------ TASK DATA

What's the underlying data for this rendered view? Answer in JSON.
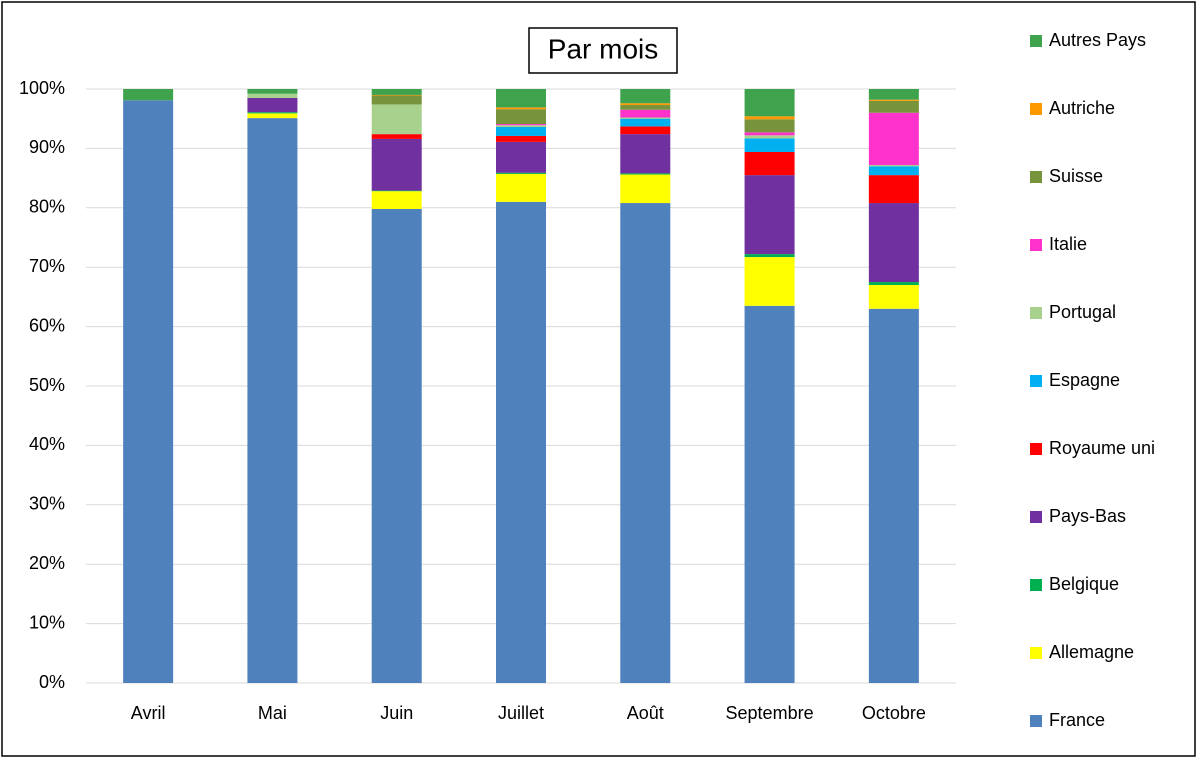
{
  "chart_data": {
    "type": "stacked_bar",
    "title": "Par mois",
    "categories": [
      "Avril",
      "Mai",
      "Juin",
      "Juillet",
      "Août",
      "Septembre",
      "Octobre"
    ],
    "series": [
      {
        "name": "France",
        "color": "#4f81bd",
        "values": [
          98.1,
          95.1,
          79.8,
          81.0,
          80.8,
          63.5,
          63.0
        ]
      },
      {
        "name": "Allemagne",
        "color": "#ffff00",
        "values": [
          0,
          0.8,
          3.0,
          4.7,
          4.8,
          8.2,
          4.0
        ]
      },
      {
        "name": "Belgique",
        "color": "#00b050",
        "values": [
          0,
          0.2,
          0.1,
          0.2,
          0.2,
          0.5,
          0.5
        ]
      },
      {
        "name": "Pays-Bas",
        "color": "#7030a0",
        "values": [
          0,
          2.4,
          8.7,
          5.2,
          6.6,
          13.3,
          13.3
        ]
      },
      {
        "name": "Royaume uni",
        "color": "#ff0000",
        "values": [
          0,
          0,
          0.8,
          1.0,
          1.3,
          3.9,
          4.7
        ]
      },
      {
        "name": "Espagne",
        "color": "#00b0f0",
        "values": [
          0,
          0,
          0,
          1.5,
          1.3,
          2.3,
          1.5
        ]
      },
      {
        "name": "Portugal",
        "color": "#a9d18e",
        "values": [
          0,
          0.7,
          5.0,
          0.3,
          0.2,
          0.5,
          0.2
        ]
      },
      {
        "name": "Italie",
        "color": "#ff33cc",
        "values": [
          0,
          0,
          0,
          0.2,
          1.3,
          0.5,
          8.8
        ]
      },
      {
        "name": "Suisse",
        "color": "#77933c",
        "values": [
          0,
          0,
          1.5,
          2.5,
          0.8,
          2.2,
          2.0
        ]
      },
      {
        "name": "Autriche",
        "color": "#ff9900",
        "values": [
          0,
          0,
          0.1,
          0.3,
          0.3,
          0.5,
          0.2
        ]
      },
      {
        "name": "Autres Pays",
        "color": "#3fa34d",
        "values": [
          1.9,
          0.8,
          1.0,
          3.1,
          2.4,
          4.6,
          1.8
        ]
      }
    ],
    "ylim": [
      0,
      100
    ],
    "yticks": [
      {
        "value": 0,
        "label": "0%"
      },
      {
        "value": 10,
        "label": "10%"
      },
      {
        "value": 20,
        "label": "20%"
      },
      {
        "value": 30,
        "label": "30%"
      },
      {
        "value": 40,
        "label": "40%"
      },
      {
        "value": 50,
        "label": "50%"
      },
      {
        "value": 60,
        "label": "60%"
      },
      {
        "value": 70,
        "label": "70%"
      },
      {
        "value": 80,
        "label": "80%"
      },
      {
        "value": 90,
        "label": "90%"
      },
      {
        "value": 100,
        "label": "100%"
      }
    ],
    "grid": true,
    "legend": "right"
  }
}
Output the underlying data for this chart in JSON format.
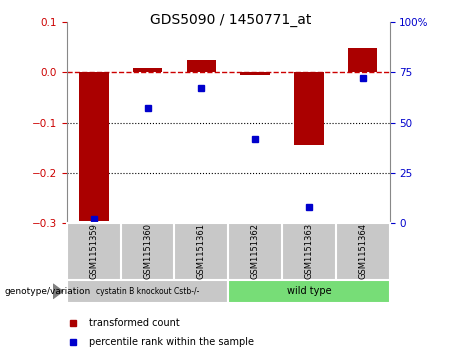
{
  "title": "GDS5090 / 1450771_at",
  "samples": [
    "GSM1151359",
    "GSM1151360",
    "GSM1151361",
    "GSM1151362",
    "GSM1151363",
    "GSM1151364"
  ],
  "red_bars": [
    -0.295,
    0.008,
    0.025,
    -0.005,
    -0.145,
    0.048
  ],
  "blue_dots": [
    2,
    57,
    67,
    42,
    8,
    72
  ],
  "ylim_left": [
    -0.3,
    0.1
  ],
  "ylim_right": [
    0,
    100
  ],
  "yticks_left": [
    -0.3,
    -0.2,
    -0.1,
    0.0,
    0.1
  ],
  "yticks_right": [
    0,
    25,
    50,
    75,
    100
  ],
  "ytick_labels_right": [
    "0",
    "25",
    "50",
    "75",
    "100%"
  ],
  "group_colors": [
    "#c8c8c8",
    "#77dd77"
  ],
  "group_labels": [
    "cystatin B knockout Cstb-/-",
    "wild type"
  ],
  "sample_box_color": "#c8c8c8",
  "bar_color": "#AA0000",
  "dot_color": "#0000CC",
  "hline_color": "#CC0000",
  "dotted_line_color": "#000000",
  "bg_color": "#ffffff",
  "plot_bg_color": "#ffffff",
  "genotype_label": "genotype/variation",
  "legend_red": "transformed count",
  "legend_blue": "percentile rank within the sample",
  "bar_width": 0.55
}
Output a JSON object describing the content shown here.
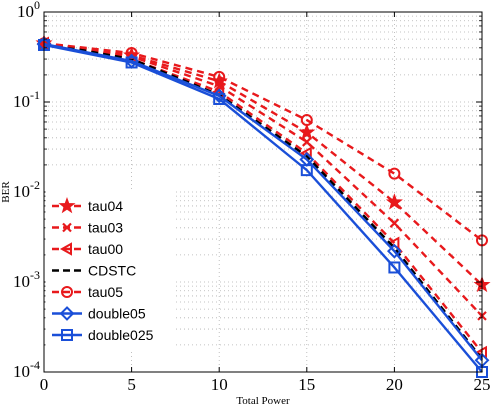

------------

### EXERCISE PROMPT
Check every line of the entries above for the word "JSON" and report how many lines contain it, giving the number only.

### RIGHT ANSWER
3